### WRITTEN INSTRUCTION
Write out the data from its first line through the line that contains "x-tick-label: 10/2/20 (1085, 973, 1123, 1011)", including both of those lines and keeping every character unchanged.

### Saved entries
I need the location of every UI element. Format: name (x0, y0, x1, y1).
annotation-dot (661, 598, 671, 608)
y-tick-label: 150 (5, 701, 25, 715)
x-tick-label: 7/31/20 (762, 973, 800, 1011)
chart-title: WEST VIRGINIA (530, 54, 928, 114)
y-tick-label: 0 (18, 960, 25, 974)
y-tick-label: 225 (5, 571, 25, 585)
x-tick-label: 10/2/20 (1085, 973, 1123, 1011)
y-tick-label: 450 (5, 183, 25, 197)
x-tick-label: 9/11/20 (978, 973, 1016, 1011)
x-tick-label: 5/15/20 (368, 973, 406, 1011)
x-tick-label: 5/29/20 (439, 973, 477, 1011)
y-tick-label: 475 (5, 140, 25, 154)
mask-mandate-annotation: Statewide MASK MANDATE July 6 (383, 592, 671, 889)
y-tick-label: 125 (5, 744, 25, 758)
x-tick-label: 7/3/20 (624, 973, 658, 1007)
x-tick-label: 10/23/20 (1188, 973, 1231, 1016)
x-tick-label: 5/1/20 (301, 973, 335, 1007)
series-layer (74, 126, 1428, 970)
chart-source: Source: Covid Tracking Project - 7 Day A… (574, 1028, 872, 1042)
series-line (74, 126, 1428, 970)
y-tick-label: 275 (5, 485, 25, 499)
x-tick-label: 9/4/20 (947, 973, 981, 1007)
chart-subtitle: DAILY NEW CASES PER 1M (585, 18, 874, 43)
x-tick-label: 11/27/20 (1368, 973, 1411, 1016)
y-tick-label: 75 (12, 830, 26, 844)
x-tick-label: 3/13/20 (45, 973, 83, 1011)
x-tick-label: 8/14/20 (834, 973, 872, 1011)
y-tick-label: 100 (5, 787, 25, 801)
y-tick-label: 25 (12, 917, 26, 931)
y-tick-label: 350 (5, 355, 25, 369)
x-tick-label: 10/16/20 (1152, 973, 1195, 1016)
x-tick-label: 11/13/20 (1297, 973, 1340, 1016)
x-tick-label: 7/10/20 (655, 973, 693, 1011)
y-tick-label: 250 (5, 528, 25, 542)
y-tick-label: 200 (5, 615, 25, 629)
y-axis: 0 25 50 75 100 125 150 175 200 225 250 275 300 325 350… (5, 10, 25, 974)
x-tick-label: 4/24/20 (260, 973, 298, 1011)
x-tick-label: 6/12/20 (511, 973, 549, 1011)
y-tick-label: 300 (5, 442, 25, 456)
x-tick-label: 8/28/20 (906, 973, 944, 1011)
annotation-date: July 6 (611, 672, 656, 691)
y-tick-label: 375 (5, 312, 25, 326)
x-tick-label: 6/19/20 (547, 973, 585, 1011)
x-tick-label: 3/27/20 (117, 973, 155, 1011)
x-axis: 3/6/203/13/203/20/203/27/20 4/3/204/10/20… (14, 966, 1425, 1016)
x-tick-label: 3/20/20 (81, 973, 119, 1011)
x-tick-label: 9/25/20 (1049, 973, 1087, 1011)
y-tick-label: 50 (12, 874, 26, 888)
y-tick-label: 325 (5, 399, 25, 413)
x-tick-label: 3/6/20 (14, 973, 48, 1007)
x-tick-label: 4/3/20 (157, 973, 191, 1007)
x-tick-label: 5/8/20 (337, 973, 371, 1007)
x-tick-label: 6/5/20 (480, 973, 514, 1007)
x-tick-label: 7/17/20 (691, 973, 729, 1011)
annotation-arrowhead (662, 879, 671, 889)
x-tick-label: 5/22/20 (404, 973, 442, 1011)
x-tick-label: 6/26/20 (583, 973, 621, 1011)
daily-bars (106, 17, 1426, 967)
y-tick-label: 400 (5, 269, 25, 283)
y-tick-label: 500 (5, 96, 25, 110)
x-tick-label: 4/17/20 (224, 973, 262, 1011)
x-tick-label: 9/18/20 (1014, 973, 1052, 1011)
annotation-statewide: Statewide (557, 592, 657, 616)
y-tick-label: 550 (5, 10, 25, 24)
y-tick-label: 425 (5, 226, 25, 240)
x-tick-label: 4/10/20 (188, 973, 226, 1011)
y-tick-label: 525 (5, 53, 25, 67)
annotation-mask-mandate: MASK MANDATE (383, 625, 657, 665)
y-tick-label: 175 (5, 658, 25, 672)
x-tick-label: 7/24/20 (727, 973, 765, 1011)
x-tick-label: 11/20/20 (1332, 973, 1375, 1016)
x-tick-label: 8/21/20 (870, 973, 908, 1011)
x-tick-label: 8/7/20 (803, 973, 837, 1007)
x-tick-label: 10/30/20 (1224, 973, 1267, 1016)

### EXERCISE RESPONSE
I need the location of every UI element. Format: name (x0, y0, x1, y1).
annotation-dot (661, 598, 671, 608)
y-tick-label: 150 (5, 701, 25, 715)
x-tick-label: 7/31/20 (762, 973, 800, 1011)
chart-title: WEST VIRGINIA (530, 54, 928, 114)
y-tick-label: 0 (18, 960, 25, 974)
y-tick-label: 225 (5, 571, 25, 585)
x-tick-label: 10/2/20 (1085, 973, 1123, 1011)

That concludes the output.